-- MATERIAL start --

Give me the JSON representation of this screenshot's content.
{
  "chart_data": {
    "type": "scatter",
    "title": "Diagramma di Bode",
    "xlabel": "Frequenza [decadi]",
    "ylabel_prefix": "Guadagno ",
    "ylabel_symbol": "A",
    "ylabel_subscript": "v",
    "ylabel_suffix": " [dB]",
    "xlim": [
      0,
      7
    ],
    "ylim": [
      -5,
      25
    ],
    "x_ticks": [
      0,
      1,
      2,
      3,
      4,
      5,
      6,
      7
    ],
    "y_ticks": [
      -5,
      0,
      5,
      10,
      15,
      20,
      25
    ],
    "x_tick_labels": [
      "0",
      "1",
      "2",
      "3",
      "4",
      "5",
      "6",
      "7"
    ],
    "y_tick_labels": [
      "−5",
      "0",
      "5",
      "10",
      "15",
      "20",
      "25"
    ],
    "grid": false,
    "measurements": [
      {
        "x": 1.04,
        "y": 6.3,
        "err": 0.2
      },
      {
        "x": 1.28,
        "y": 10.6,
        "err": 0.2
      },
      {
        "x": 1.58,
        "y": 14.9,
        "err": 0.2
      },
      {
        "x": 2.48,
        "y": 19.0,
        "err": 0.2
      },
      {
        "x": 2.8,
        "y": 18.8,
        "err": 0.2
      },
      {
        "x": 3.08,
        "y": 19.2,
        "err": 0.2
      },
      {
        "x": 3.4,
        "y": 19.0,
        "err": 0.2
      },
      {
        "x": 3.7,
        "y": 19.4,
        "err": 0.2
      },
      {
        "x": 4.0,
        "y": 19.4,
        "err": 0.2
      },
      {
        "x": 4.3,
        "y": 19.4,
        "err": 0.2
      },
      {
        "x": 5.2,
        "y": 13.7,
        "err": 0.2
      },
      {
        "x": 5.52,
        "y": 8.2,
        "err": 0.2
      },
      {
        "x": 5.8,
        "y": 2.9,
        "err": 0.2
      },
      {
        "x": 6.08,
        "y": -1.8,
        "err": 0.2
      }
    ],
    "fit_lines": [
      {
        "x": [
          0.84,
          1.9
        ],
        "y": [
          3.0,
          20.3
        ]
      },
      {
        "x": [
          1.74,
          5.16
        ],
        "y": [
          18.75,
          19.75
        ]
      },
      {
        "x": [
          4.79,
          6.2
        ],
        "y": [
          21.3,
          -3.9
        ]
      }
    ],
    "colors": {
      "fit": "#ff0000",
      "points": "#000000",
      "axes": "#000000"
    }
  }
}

-- MATERIAL end --

TASK STATEMENT
Output all of the data again. Match it exactly.

RESULT OF THIS EXERCISE
Give me the JSON representation of this screenshot's content.
{
  "chart_data": {
    "type": "scatter",
    "title": "Diagramma di Bode",
    "xlabel": "Frequenza [decadi]",
    "ylabel_prefix": "Guadagno ",
    "ylabel_symbol": "A",
    "ylabel_subscript": "v",
    "ylabel_suffix": " [dB]",
    "xlim": [
      0,
      7
    ],
    "ylim": [
      -5,
      25
    ],
    "x_ticks": [
      0,
      1,
      2,
      3,
      4,
      5,
      6,
      7
    ],
    "y_ticks": [
      -5,
      0,
      5,
      10,
      15,
      20,
      25
    ],
    "x_tick_labels": [
      "0",
      "1",
      "2",
      "3",
      "4",
      "5",
      "6",
      "7"
    ],
    "y_tick_labels": [
      "−5",
      "0",
      "5",
      "10",
      "15",
      "20",
      "25"
    ],
    "grid": false,
    "measurements": [
      {
        "x": 1.04,
        "y": 6.3,
        "err": 0.2
      },
      {
        "x": 1.28,
        "y": 10.6,
        "err": 0.2
      },
      {
        "x": 1.58,
        "y": 14.9,
        "err": 0.2
      },
      {
        "x": 2.48,
        "y": 19.0,
        "err": 0.2
      },
      {
        "x": 2.8,
        "y": 18.8,
        "err": 0.2
      },
      {
        "x": 3.08,
        "y": 19.2,
        "err": 0.2
      },
      {
        "x": 3.4,
        "y": 19.0,
        "err": 0.2
      },
      {
        "x": 3.7,
        "y": 19.4,
        "err": 0.2
      },
      {
        "x": 4.0,
        "y": 19.4,
        "err": 0.2
      },
      {
        "x": 4.3,
        "y": 19.4,
        "err": 0.2
      },
      {
        "x": 5.2,
        "y": 13.7,
        "err": 0.2
      },
      {
        "x": 5.52,
        "y": 8.2,
        "err": 0.2
      },
      {
        "x": 5.8,
        "y": 2.9,
        "err": 0.2
      },
      {
        "x": 6.08,
        "y": -1.8,
        "err": 0.2
      }
    ],
    "fit_lines": [
      {
        "x": [
          0.84,
          1.9
        ],
        "y": [
          3.0,
          20.3
        ]
      },
      {
        "x": [
          1.74,
          5.16
        ],
        "y": [
          18.75,
          19.75
        ]
      },
      {
        "x": [
          4.79,
          6.2
        ],
        "y": [
          21.3,
          -3.9
        ]
      }
    ],
    "colors": {
      "fit": "#ff0000",
      "points": "#000000",
      "axes": "#000000"
    }
  }
}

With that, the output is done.